Given request: Check each line of the listing below for the string "Associate", and copy the ones that have it.

━━━━━ Working data ━━━━━

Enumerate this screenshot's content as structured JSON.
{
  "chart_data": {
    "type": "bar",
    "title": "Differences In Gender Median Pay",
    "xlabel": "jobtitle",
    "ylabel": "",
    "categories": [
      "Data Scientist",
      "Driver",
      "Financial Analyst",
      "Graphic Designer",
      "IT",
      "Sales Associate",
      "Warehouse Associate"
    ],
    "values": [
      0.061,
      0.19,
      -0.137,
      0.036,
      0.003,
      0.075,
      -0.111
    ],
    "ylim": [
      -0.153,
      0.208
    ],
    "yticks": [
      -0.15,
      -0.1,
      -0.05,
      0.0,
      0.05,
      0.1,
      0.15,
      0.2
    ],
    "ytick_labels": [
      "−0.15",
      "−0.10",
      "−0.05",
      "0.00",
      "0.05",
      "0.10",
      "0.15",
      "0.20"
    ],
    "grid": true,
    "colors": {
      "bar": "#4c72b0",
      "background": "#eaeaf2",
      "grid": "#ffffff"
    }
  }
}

━━━━━

Right answer:
      "Sales Associate",
      "Warehouse Associate"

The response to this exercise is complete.